Set problem
Restate the whole of the material. Keep every word, and drop the pictures.

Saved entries
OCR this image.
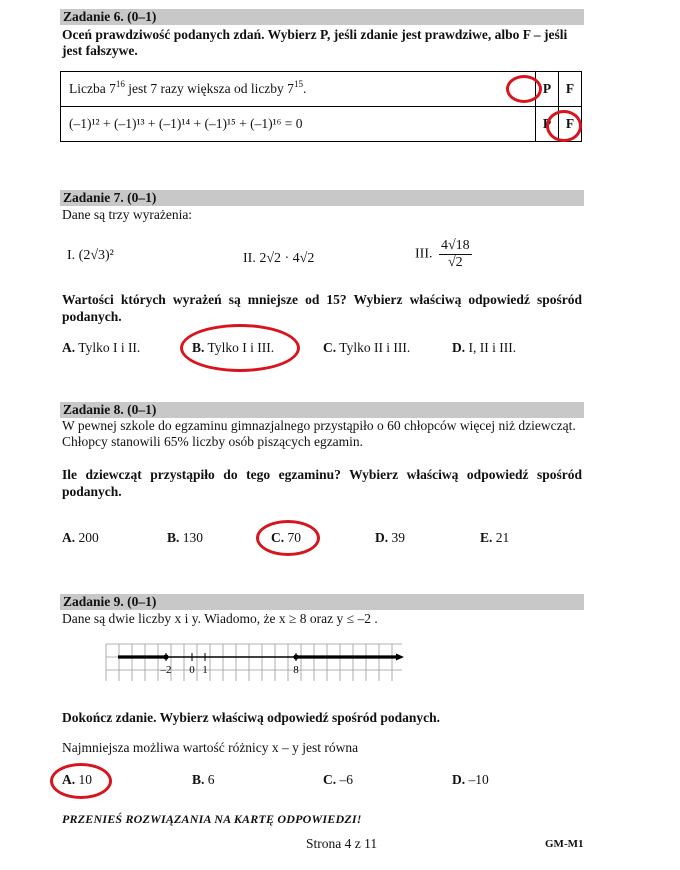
Zadanie 6. (0–1)
Oceń prawdziwość podanych zdań. Wybierz P, jeśli zdanie jest prawdziwe, albo F – jeśli jest fałszywe.
Liczba $7^{16}$ jest 7 razy większa od liczby $7^{15}$.	P	F
(–1)¹² + (–1)¹³ + (–1)¹⁴ + (–1)¹⁵ + (–1)¹⁶ = 0	P	F
Zadanie 7. (0–1)
Dane są trzy wyrażenia:
I. (2√3)²	II. 2√2 · 4√2	III. $\frac{4√18}{√2}$
Wartości których wyrażeń są mniejsze od 15? Wybierz właściwą odpowiedź spośród podanych.
A. Tylko I i II.	B. Tylko I i III.	C. Tylko II i III.	D. I, II i III.
Zadanie 8. (0–1)
W pewnej szkole do egzaminu gimnazjalnego przystąpiło o 60 chłopców więcej niż dziewcząt. Chłopcy stanowili 65% liczby osób piszących egzamin.
Ile dziewcząt przystąpiło do tego egzaminu? Wybierz właściwą odpowiedź spośród podanych.
A. 200	B. 130	C. 70	D. 39	E. 21
Zadanie 9. (0–1)
Dane są dwie liczby x i y. Wiadomo, że x ≥ 8 oraz y ≤ –2 .
–2 0 1	8
Dokończ zdanie. Wybierz właściwą odpowiedź spośród podanych.
Najmniejsza możliwa wartość różnicy x – y jest równa
A. 10	B. 6	C. –6	D. –10
PRZENIEŚ ROZWIĄZANIA NA KARTĘ ODPOWIEDZI!
Strona 4 z 11	GM-M1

Answer below
OCR this image.
Zadanie 6. (0–1)
Oceń prawdziwość podanych zdań. Wybierz P, jeśli zdanie jest prawdziwe, albo F – jeśli jest fałszywe.
Liczba $7^{16}$ jest 7 razy większa od liczby $7^{15}$.	P	F
(–1)¹² + (–1)¹³ + (–1)¹⁴ + (–1)¹⁵ + (–1)¹⁶ = 0	P	F
Zadanie 7. (0–1)
Dane są trzy wyrażenia:
I. (2√3)²	II. 2√2 · 4√2	III. $\frac{4√18}{√2}$
Wartości których wyrażeń są mniejsze od 15? Wybierz właściwą odpowiedź spośród podanych.
A. Tylko I i II.	B. Tylko I i III.	C. Tylko II i III.	D. I, II i III.
Zadanie 8. (0–1)
W pewnej szkole do egzaminu gimnazjalnego przystąpiło o 60 chłopców więcej niż dziewcząt. Chłopcy stanowili 65% liczby osób piszących egzamin.
Ile dziewcząt przystąpiło do tego egzaminu? Wybierz właściwą odpowiedź spośród podanych.
A. 200	B. 130	C. 70	D. 39	E. 21
Zadanie 9. (0–1)
Dane są dwie liczby x i y. Wiadomo, że x ≥ 8 oraz y ≤ –2 .
–2 0 1	8
Dokończ zdanie. Wybierz właściwą odpowiedź spośród podanych.
Najmniejsza możliwa wartość różnicy x – y jest równa
A. 10	B. 6	C. –6	D. –10
PRZENIEŚ ROZWIĄZANIA NA KARTĘ ODPOWIEDZI!
Strona 4 z 11	GM-M1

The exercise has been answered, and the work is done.